Stored data:
- - - - - - -
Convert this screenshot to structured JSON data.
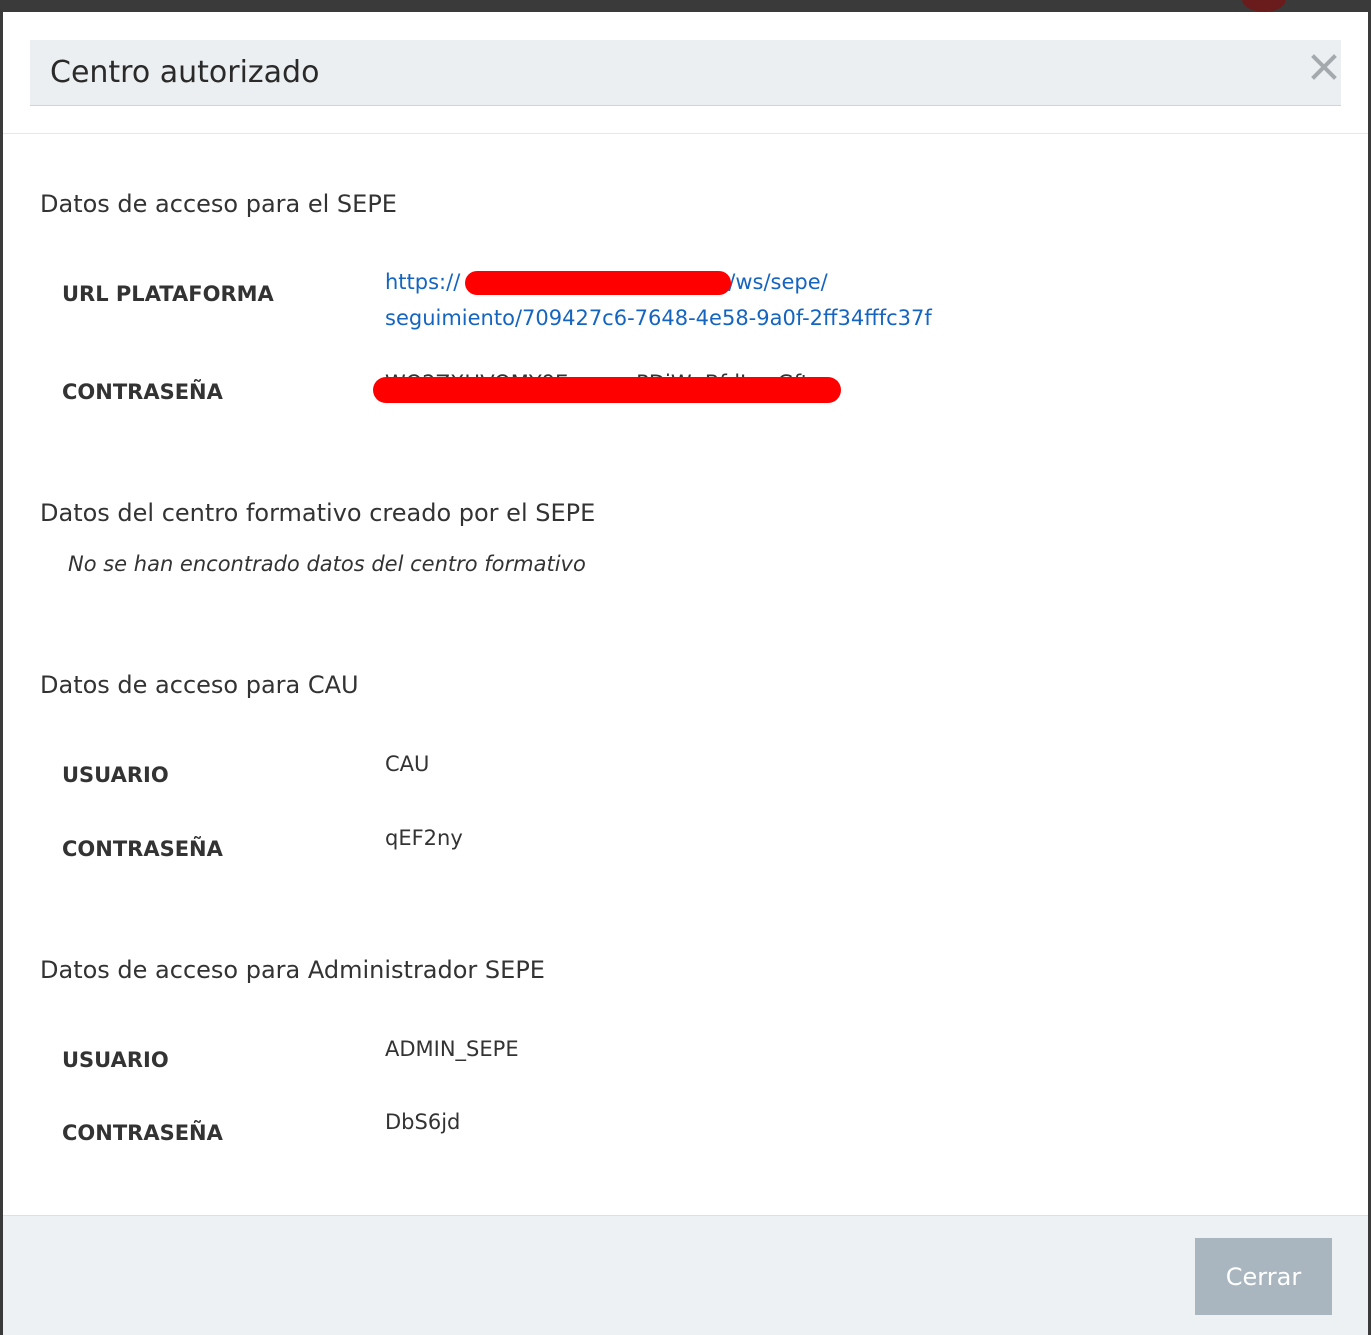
{
  "modal": {
    "title": "Centro autorizado",
    "close_icon": "close-icon"
  },
  "sepe_access": {
    "title": "Datos de acceso para el SEPE",
    "url_label": "URL PLATAFORMA",
    "url_prefix": "https://",
    "url_middle": "/ws/sepe/",
    "url_line2": "seguimiento/709427c6-7648-4e58-9a0f-2ff34fffc37f",
    "password_label": "CONTRASEÑA",
    "password_value": "WO2ZXHVOMY9EcwrwnPDiWgBfdLvuGft"
  },
  "training_center": {
    "title": "Datos del centro formativo creado por el SEPE",
    "empty_message": "No se han encontrado datos del centro formativo"
  },
  "cau_access": {
    "title": "Datos de acceso para CAU",
    "user_label": "USUARIO",
    "user_value": "CAU",
    "password_label": "CONTRASEÑA",
    "password_value": "qEF2ny"
  },
  "admin_access": {
    "title": "Datos de acceso para Administrador SEPE",
    "user_label": "USUARIO",
    "user_value": "ADMIN_SEPE",
    "password_label": "CONTRASEÑA",
    "password_value": "DbS6jd"
  },
  "footer": {
    "close_button_label": "Cerrar"
  },
  "colors": {
    "link": "#1565c0",
    "redaction": "#ff0000",
    "footer_button": "#a9b6c0"
  }
}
- - - - - - -
__Required task__:
Copy every record character for character. Skip the pictures.

__Answer to the exercise__:
Convert this screenshot to structured JSON data.
{
  "modal": {
    "title": "Centro autorizado",
    "close_icon": "close-icon"
  },
  "sepe_access": {
    "title": "Datos de acceso para el SEPE",
    "url_label": "URL PLATAFORMA",
    "url_prefix": "https://",
    "url_middle": "/ws/sepe/",
    "url_line2": "seguimiento/709427c6-7648-4e58-9a0f-2ff34fffc37f",
    "password_label": "CONTRASEÑA",
    "password_value": "WO2ZXHVOMY9EcwrwnPDiWgBfdLvuGft"
  },
  "training_center": {
    "title": "Datos del centro formativo creado por el SEPE",
    "empty_message": "No se han encontrado datos del centro formativo"
  },
  "cau_access": {
    "title": "Datos de acceso para CAU",
    "user_label": "USUARIO",
    "user_value": "CAU",
    "password_label": "CONTRASEÑA",
    "password_value": "qEF2ny"
  },
  "admin_access": {
    "title": "Datos de acceso para Administrador SEPE",
    "user_label": "USUARIO",
    "user_value": "ADMIN_SEPE",
    "password_label": "CONTRASEÑA",
    "password_value": "DbS6jd"
  },
  "footer": {
    "close_button_label": "Cerrar"
  },
  "colors": {
    "link": "#1565c0",
    "redaction": "#ff0000",
    "footer_button": "#a9b6c0"
  }
}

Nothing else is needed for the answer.